_Exercise brief_: Look for "this" in each line of the entries, and return the matching lines.
# Start of Working data
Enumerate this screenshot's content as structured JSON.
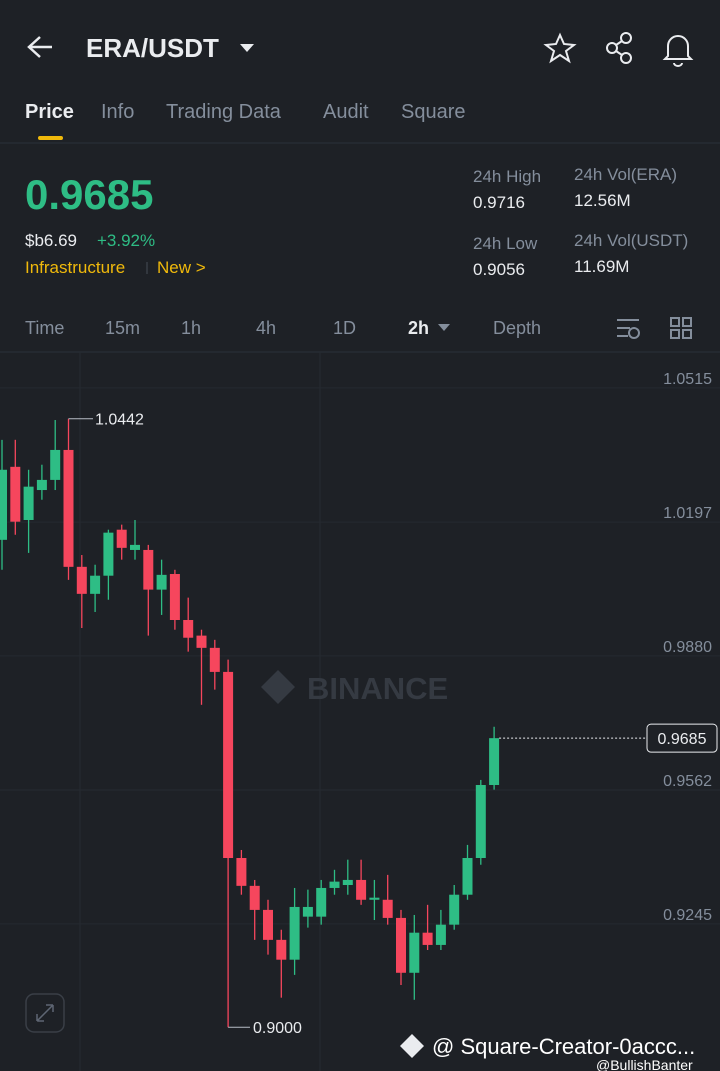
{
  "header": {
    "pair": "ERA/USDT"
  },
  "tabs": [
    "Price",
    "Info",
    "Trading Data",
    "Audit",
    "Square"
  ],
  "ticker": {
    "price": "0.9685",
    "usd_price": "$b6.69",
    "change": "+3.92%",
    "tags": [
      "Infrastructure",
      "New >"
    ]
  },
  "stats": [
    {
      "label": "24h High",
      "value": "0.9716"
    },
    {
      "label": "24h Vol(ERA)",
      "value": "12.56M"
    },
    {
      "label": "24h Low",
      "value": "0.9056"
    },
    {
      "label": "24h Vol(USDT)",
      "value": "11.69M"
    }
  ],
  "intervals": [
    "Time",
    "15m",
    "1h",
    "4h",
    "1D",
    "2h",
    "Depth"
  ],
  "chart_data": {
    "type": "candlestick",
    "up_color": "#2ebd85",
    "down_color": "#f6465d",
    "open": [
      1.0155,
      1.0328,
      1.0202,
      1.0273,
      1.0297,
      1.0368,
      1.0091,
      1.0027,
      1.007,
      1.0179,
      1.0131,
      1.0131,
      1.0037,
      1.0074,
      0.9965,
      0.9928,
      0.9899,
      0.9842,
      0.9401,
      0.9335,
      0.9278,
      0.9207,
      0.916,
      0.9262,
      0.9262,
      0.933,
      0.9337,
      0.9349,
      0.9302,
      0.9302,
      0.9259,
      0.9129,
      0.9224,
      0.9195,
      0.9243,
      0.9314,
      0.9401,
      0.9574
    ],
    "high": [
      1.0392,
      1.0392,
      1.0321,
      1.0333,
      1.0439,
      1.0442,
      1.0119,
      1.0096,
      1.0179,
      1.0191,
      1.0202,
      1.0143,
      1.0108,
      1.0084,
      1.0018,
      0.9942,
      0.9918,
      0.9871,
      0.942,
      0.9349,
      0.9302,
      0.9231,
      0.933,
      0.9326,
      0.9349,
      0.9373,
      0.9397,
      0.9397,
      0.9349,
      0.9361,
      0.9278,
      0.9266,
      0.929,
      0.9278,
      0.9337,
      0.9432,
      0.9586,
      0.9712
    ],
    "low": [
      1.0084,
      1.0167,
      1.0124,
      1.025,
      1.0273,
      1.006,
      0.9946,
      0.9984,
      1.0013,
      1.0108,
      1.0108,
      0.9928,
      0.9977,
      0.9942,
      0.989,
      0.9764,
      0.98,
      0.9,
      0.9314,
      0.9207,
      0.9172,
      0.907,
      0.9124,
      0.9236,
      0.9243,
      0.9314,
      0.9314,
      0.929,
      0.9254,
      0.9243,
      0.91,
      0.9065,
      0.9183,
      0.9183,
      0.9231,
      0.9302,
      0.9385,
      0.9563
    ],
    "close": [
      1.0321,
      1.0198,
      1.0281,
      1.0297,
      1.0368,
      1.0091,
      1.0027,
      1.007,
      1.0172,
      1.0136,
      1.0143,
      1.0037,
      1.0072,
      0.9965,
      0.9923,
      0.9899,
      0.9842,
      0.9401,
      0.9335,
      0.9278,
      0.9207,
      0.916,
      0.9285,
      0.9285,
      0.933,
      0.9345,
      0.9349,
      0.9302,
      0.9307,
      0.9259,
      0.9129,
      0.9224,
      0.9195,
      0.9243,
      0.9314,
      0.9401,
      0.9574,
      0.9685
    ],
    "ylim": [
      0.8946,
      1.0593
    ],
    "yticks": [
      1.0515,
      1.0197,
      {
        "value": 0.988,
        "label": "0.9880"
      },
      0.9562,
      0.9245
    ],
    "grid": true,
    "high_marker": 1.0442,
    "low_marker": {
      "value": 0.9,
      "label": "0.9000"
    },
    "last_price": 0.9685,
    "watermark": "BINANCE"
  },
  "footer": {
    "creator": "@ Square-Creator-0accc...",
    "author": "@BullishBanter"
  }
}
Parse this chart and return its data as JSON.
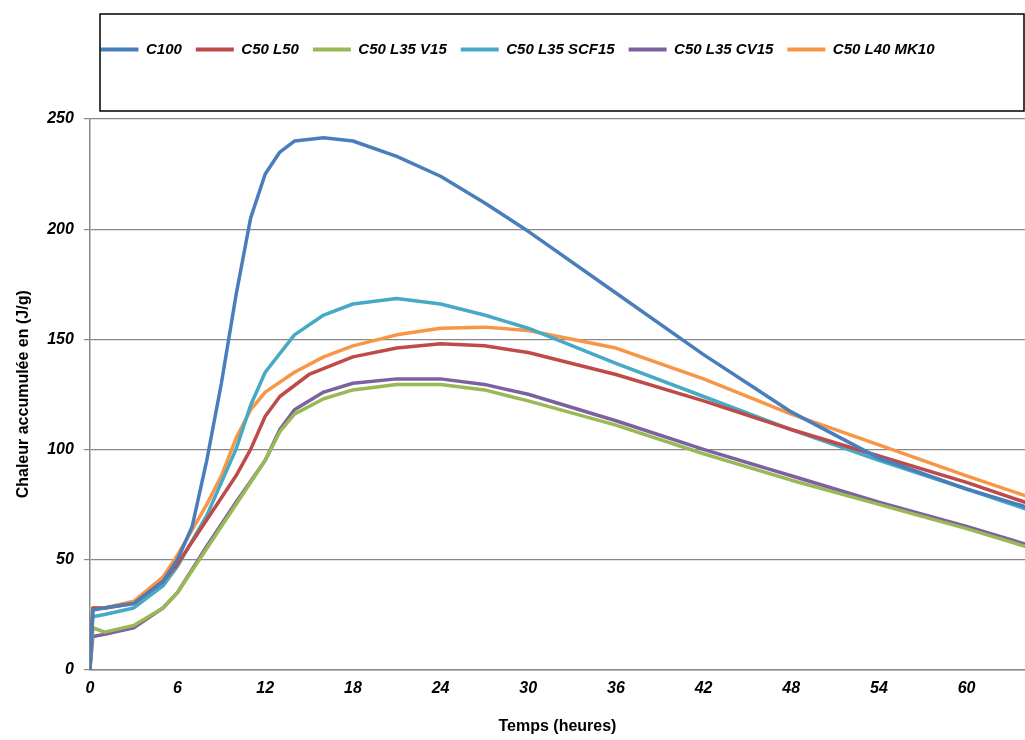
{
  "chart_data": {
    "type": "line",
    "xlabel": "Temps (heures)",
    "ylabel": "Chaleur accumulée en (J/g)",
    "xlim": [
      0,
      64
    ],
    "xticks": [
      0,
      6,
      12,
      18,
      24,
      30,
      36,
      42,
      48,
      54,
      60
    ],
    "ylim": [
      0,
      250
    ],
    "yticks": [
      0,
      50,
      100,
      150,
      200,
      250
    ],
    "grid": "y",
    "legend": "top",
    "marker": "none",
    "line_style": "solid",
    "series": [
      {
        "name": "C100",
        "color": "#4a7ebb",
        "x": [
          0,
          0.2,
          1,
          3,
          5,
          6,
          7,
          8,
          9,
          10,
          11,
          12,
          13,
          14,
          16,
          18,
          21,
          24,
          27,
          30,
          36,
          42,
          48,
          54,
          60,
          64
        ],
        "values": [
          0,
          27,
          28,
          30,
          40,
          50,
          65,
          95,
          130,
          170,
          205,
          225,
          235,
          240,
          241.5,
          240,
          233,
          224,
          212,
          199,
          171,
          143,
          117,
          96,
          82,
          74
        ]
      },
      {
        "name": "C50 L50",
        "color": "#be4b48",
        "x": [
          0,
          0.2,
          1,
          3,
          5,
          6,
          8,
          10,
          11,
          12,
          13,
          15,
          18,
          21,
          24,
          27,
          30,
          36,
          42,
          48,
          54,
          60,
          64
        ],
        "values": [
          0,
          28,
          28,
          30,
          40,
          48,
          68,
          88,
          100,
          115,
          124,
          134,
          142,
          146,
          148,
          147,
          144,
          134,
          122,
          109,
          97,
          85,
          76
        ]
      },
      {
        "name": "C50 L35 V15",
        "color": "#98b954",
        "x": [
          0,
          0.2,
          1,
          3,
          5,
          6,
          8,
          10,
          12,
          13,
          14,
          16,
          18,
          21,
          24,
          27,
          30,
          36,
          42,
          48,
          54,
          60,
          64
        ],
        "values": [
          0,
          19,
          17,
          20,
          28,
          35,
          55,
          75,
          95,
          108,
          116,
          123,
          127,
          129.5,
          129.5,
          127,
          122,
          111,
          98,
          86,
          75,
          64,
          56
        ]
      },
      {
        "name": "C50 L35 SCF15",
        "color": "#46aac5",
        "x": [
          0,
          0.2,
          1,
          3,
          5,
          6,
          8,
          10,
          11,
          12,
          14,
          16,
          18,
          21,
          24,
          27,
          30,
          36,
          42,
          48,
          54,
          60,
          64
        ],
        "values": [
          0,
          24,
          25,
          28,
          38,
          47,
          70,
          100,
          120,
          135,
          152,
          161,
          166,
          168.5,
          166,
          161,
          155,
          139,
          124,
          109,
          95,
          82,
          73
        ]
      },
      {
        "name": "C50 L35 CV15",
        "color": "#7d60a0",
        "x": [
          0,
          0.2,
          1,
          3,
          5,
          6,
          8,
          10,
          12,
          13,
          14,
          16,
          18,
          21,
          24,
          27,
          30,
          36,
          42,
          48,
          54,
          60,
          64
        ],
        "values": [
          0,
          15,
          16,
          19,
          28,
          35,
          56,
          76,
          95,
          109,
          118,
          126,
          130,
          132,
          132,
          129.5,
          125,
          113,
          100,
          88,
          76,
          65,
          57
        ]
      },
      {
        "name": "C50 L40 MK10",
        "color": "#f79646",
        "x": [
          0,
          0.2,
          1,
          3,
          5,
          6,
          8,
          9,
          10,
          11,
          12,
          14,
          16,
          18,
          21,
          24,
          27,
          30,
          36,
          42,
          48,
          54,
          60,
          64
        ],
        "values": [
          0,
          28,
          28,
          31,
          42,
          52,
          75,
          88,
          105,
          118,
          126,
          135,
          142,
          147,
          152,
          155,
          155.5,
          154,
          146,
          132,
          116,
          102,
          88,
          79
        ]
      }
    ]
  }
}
# End of Working data
_Expected answer_:
Enumerate this screenshot's content as structured JSON.
Parse this chart and return its data as JSON.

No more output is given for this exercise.